= Task details =
Every record that follows must be duplicated exactly, with images left out.

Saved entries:
(begin)
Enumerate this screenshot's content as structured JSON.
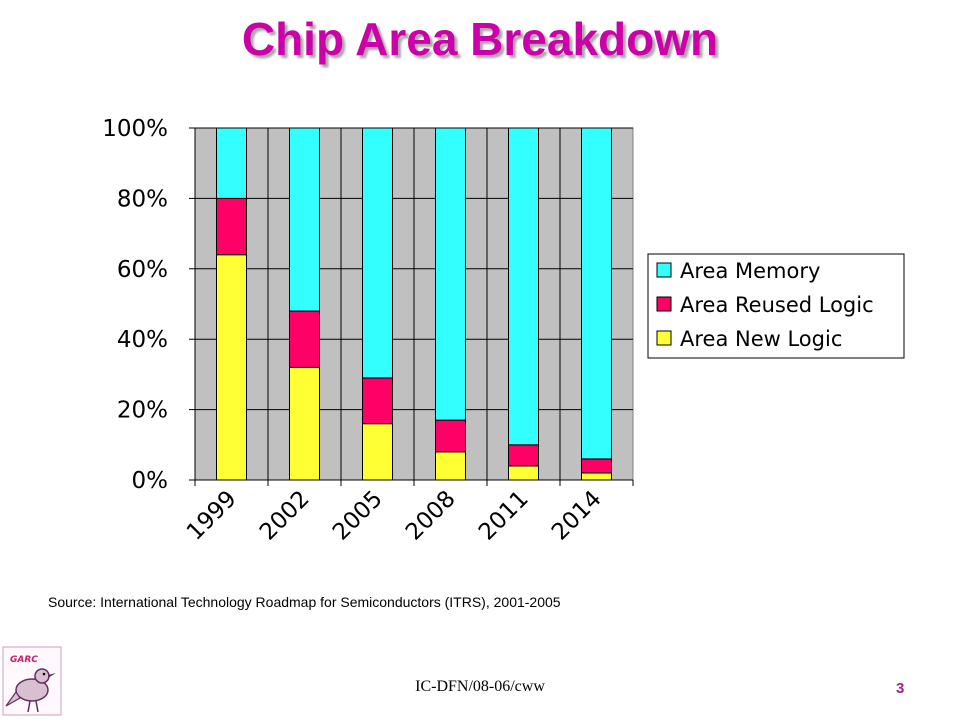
{
  "title": "Chip Area Breakdown",
  "source": "Source: International Technology Roadmap for Semiconductors (ITRS), 2001-2005",
  "footer": "IC-DFN/08-06/cww",
  "slide_number": "3",
  "logo_text": "GARC",
  "colors": {
    "title": "#cc00a8",
    "memory": "#33ffff",
    "reused": "#ff0066",
    "new": "#ffff33",
    "plot_bg": "#c0c0c0"
  },
  "chart_data": {
    "type": "bar",
    "stacked": true,
    "percent_axis": true,
    "categories": [
      "1999",
      "2002",
      "2005",
      "2008",
      "2011",
      "2014"
    ],
    "series": [
      {
        "name": "Area New Logic",
        "color": "#ffff33",
        "values": [
          64,
          32,
          16,
          8,
          4,
          2
        ]
      },
      {
        "name": "Area Reused Logic",
        "color": "#ff0066",
        "values": [
          16,
          16,
          13,
          9,
          6,
          4
        ]
      },
      {
        "name": "Area Memory",
        "color": "#33ffff",
        "values": [
          20,
          52,
          71,
          83,
          90,
          94
        ]
      }
    ],
    "legend_order": [
      "Area Memory",
      "Area Reused Logic",
      "Area New Logic"
    ],
    "yticks": [
      "0%",
      "20%",
      "40%",
      "60%",
      "80%",
      "100%"
    ],
    "ylim": [
      0,
      100
    ],
    "grid": true,
    "legend_position": "right"
  }
}
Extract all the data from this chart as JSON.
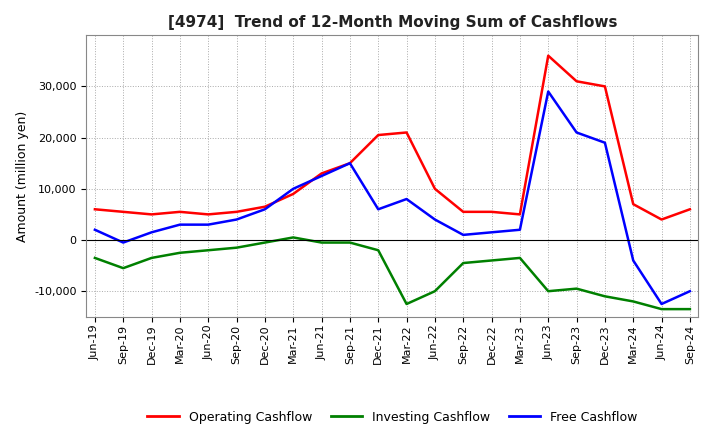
{
  "title": "[4974]  Trend of 12-Month Moving Sum of Cashflows",
  "ylabel": "Amount (million yen)",
  "ylim": [
    -15000,
    40000
  ],
  "yticks": [
    -10000,
    0,
    10000,
    20000,
    30000
  ],
  "legend_labels": [
    "Operating Cashflow",
    "Investing Cashflow",
    "Free Cashflow"
  ],
  "line_colors": [
    "red",
    "green",
    "blue"
  ],
  "x_labels": [
    "Jun-19",
    "Sep-19",
    "Dec-19",
    "Mar-20",
    "Jun-20",
    "Sep-20",
    "Dec-20",
    "Mar-21",
    "Jun-21",
    "Sep-21",
    "Dec-21",
    "Mar-22",
    "Jun-22",
    "Sep-22",
    "Dec-22",
    "Mar-23",
    "Jun-23",
    "Sep-23",
    "Dec-23",
    "Mar-24",
    "Jun-24",
    "Sep-24"
  ],
  "operating": [
    6000,
    5500,
    5000,
    5500,
    5000,
    5500,
    6500,
    9000,
    13000,
    15000,
    20500,
    21000,
    10000,
    5500,
    5500,
    5000,
    36000,
    31000,
    30000,
    7000,
    4000,
    6000
  ],
  "investing": [
    -3500,
    -5500,
    -3500,
    -2500,
    -2000,
    -1500,
    -500,
    500,
    -500,
    -500,
    -2000,
    -12500,
    -10000,
    -4500,
    -4000,
    -3500,
    -10000,
    -9500,
    -11000,
    -12000,
    -13500,
    -13500
  ],
  "free": [
    2000,
    -500,
    1500,
    3000,
    3000,
    4000,
    6000,
    10000,
    12500,
    15000,
    6000,
    8000,
    4000,
    1000,
    1500,
    2000,
    29000,
    21000,
    19000,
    -4000,
    -12500,
    -10000
  ],
  "background_color": "#ffffff",
  "grid_color": "#aaaaaa",
  "title_fontsize": 11,
  "tick_fontsize": 8,
  "label_fontsize": 9
}
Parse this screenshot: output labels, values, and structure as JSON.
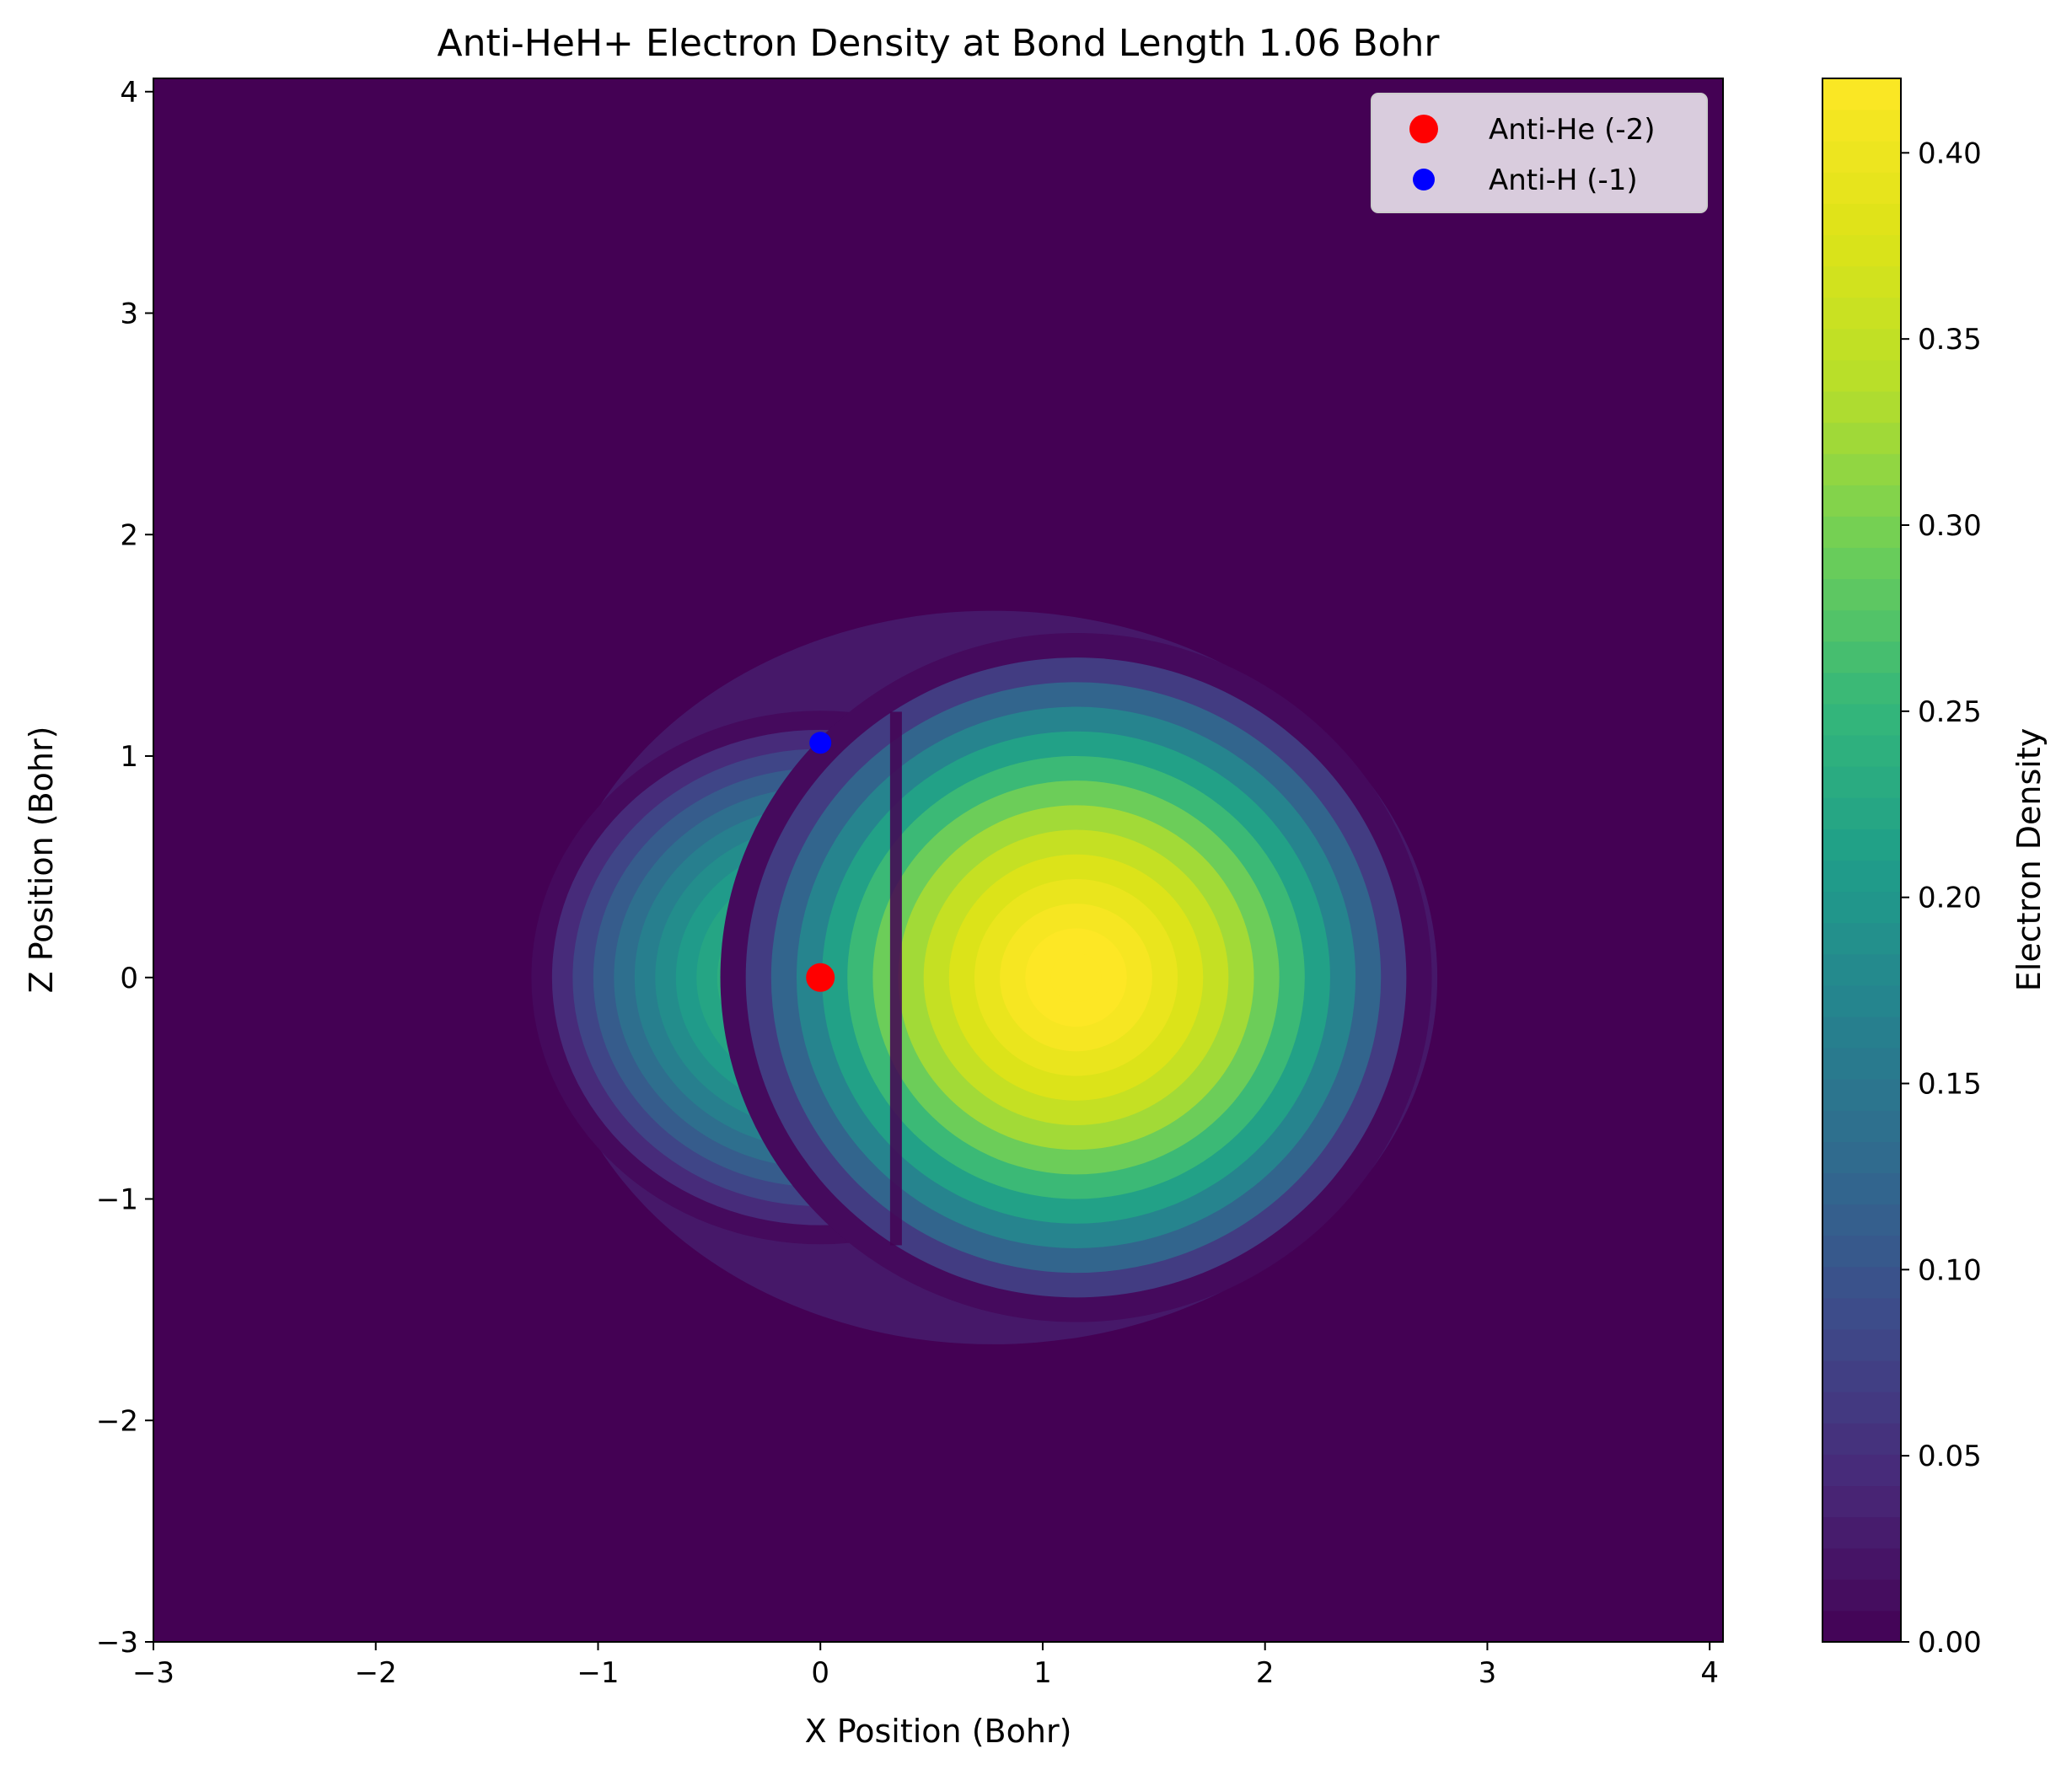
{
  "chart_data": {
    "type": "heatmap",
    "title": "Anti-HeH+ Electron Density at Bond Length 1.06 Bohr",
    "xlabel": "X Position (Bohr)",
    "ylabel": "Z Position (Bohr)",
    "xlim": [
      -3,
      4.06
    ],
    "ylim": [
      -3,
      4.06
    ],
    "xticks": [
      -3,
      -2,
      -1,
      0,
      1,
      2,
      3,
      4
    ],
    "yticks": [
      -3,
      -2,
      -1,
      0,
      1,
      2,
      3,
      4
    ],
    "xtick_labels": [
      "−3",
      "−2",
      "−1",
      "0",
      "1",
      "2",
      "3",
      "4"
    ],
    "ytick_labels": [
      "−3",
      "−2",
      "−1",
      "0",
      "1",
      "2",
      "3",
      "4"
    ],
    "grid": false,
    "colormap": "viridis",
    "colorbar": {
      "label": "Electron Density",
      "range": [
        0.0,
        0.42
      ],
      "ticks": [
        0.0,
        0.05,
        0.1,
        0.15,
        0.2,
        0.25,
        0.3,
        0.35,
        0.4
      ],
      "tick_labels": [
        "0.00",
        "0.05",
        "0.10",
        "0.15",
        "0.20",
        "0.25",
        "0.30",
        "0.35",
        "0.40"
      ]
    },
    "density_lobes": [
      {
        "center_x": 0.0,
        "center_z": 0.0,
        "peak_density": 0.26
      },
      {
        "center_x": 1.15,
        "center_z": 0.0,
        "peak_density": 0.42
      }
    ],
    "node_plane_x": 0.34,
    "series": [
      {
        "name": "Anti-He (-2)",
        "color": "#ff0000",
        "points": [
          {
            "x": 0.0,
            "z": 0.0
          }
        ]
      },
      {
        "name": "Anti-H (-1)",
        "color": "#0000ff",
        "points": [
          {
            "x": 0.0,
            "z": 1.06
          }
        ]
      }
    ],
    "legend_position": "upper right"
  }
}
(end)
= Solution for this task =
Enumerate this screenshot's content as structured JSON.
{
  "title": "Chip Area Breakdown",
  "source": "Source: International Technology Roadmap for Semiconductors (ITRS), 2001-2005",
  "footer": "IC-DFN/08-06/cww",
  "slide_number": "3",
  "logo_text": "GARC",
  "colors": {
    "title": "#cc00a8",
    "memory": "#33ffff",
    "reused": "#ff0066",
    "new": "#ffff33",
    "plot_bg": "#c0c0c0"
  },
  "chart_data": {
    "type": "bar",
    "stacked": true,
    "percent_axis": true,
    "categories": [
      "1999",
      "2002",
      "2005",
      "2008",
      "2011",
      "2014"
    ],
    "series": [
      {
        "name": "Area New Logic",
        "color": "#ffff33",
        "values": [
          64,
          32,
          16,
          8,
          4,
          2
        ]
      },
      {
        "name": "Area Reused Logic",
        "color": "#ff0066",
        "values": [
          16,
          16,
          13,
          9,
          6,
          4
        ]
      },
      {
        "name": "Area Memory",
        "color": "#33ffff",
        "values": [
          20,
          52,
          71,
          83,
          90,
          94
        ]
      }
    ],
    "legend_order": [
      "Area Memory",
      "Area Reused Logic",
      "Area New Logic"
    ],
    "yticks": [
      "0%",
      "20%",
      "40%",
      "60%",
      "80%",
      "100%"
    ],
    "ylim": [
      0,
      100
    ],
    "grid": true,
    "legend_position": "right"
  }
}
Extract all the data from this chart as JSON.
{
  "title": "[4974]  Trend of 12-Month Moving Sum of Cashflows",
  "ylabel": "Amount (million yen)",
  "ylim": [
    -15000,
    40000
  ],
  "yticks": [
    -10000,
    0,
    10000,
    20000,
    30000
  ],
  "legend_labels": [
    "Operating Cashflow",
    "Investing Cashflow",
    "Free Cashflow"
  ],
  "line_colors": [
    "red",
    "green",
    "blue"
  ],
  "x_labels": [
    "Jun-19",
    "Sep-19",
    "Dec-19",
    "Mar-20",
    "Jun-20",
    "Sep-20",
    "Dec-20",
    "Mar-21",
    "Jun-21",
    "Sep-21",
    "Dec-21",
    "Mar-22",
    "Jun-22",
    "Sep-22",
    "Dec-22",
    "Mar-23",
    "Jun-23",
    "Sep-23",
    "Dec-23",
    "Mar-24",
    "Jun-24",
    "Sep-24"
  ],
  "operating": [
    6000,
    5500,
    5000,
    5500,
    5000,
    5500,
    6500,
    9000,
    13000,
    15000,
    20500,
    21000,
    10000,
    5500,
    5500,
    5000,
    36000,
    31000,
    30000,
    7000,
    4000,
    6000
  ],
  "investing": [
    -3500,
    -5500,
    -3500,
    -2500,
    -2000,
    -1500,
    -500,
    500,
    -500,
    -500,
    -2000,
    -12500,
    -10000,
    -4500,
    -4000,
    -3500,
    -10000,
    -9500,
    -11000,
    -12000,
    -13500,
    -13500
  ],
  "free": [
    2000,
    -500,
    1500,
    3000,
    3000,
    4000,
    6000,
    10000,
    12500,
    15000,
    6000,
    8000,
    4000,
    1000,
    1500,
    2000,
    29000,
    21000,
    19000,
    -4000,
    -12500,
    -10000
  ],
  "background_color": "#ffffff",
  "grid_color": "#aaaaaa",
  "title_fontsize": 11,
  "tick_fontsize": 8,
  "label_fontsize": 9
}
Parse this screenshot: output labels, values, and structure as JSON.
{
  "chart_data": {
    "type": "heatmap",
    "title": "Anti-HeH+ Electron Density at Bond Length 1.06 Bohr",
    "xlabel": "X Position (Bohr)",
    "ylabel": "Z Position (Bohr)",
    "xlim": [
      -3,
      4.06
    ],
    "ylim": [
      -3,
      4.06
    ],
    "xticks": [
      -3,
      -2,
      -1,
      0,
      1,
      2,
      3,
      4
    ],
    "yticks": [
      -3,
      -2,
      -1,
      0,
      1,
      2,
      3,
      4
    ],
    "xtick_labels": [
      "−3",
      "−2",
      "−1",
      "0",
      "1",
      "2",
      "3",
      "4"
    ],
    "ytick_labels": [
      "−3",
      "−2",
      "−1",
      "0",
      "1",
      "2",
      "3",
      "4"
    ],
    "grid": false,
    "colormap": "viridis",
    "colorbar": {
      "label": "Electron Density",
      "range": [
        0.0,
        0.42
      ],
      "ticks": [
        0.0,
        0.05,
        0.1,
        0.15,
        0.2,
        0.25,
        0.3,
        0.35,
        0.4
      ],
      "tick_labels": [
        "0.00",
        "0.05",
        "0.10",
        "0.15",
        "0.20",
        "0.25",
        "0.30",
        "0.35",
        "0.40"
      ]
    },
    "density_lobes": [
      {
        "center_x": 0.0,
        "center_z": 0.0,
        "peak_density": 0.26
      },
      {
        "center_x": 1.15,
        "center_z": 0.0,
        "peak_density": 0.42
      }
    ],
    "node_plane_x": 0.34,
    "series": [
      {
        "name": "Anti-He (-2)",
        "color": "#ff0000",
        "points": [
          {
            "x": 0.0,
            "z": 0.0
          }
        ]
      },
      {
        "name": "Anti-H (-1)",
        "color": "#0000ff",
        "points": [
          {
            "x": 0.0,
            "z": 1.06
          }
        ]
      }
    ],
    "legend_position": "upper right"
  }
}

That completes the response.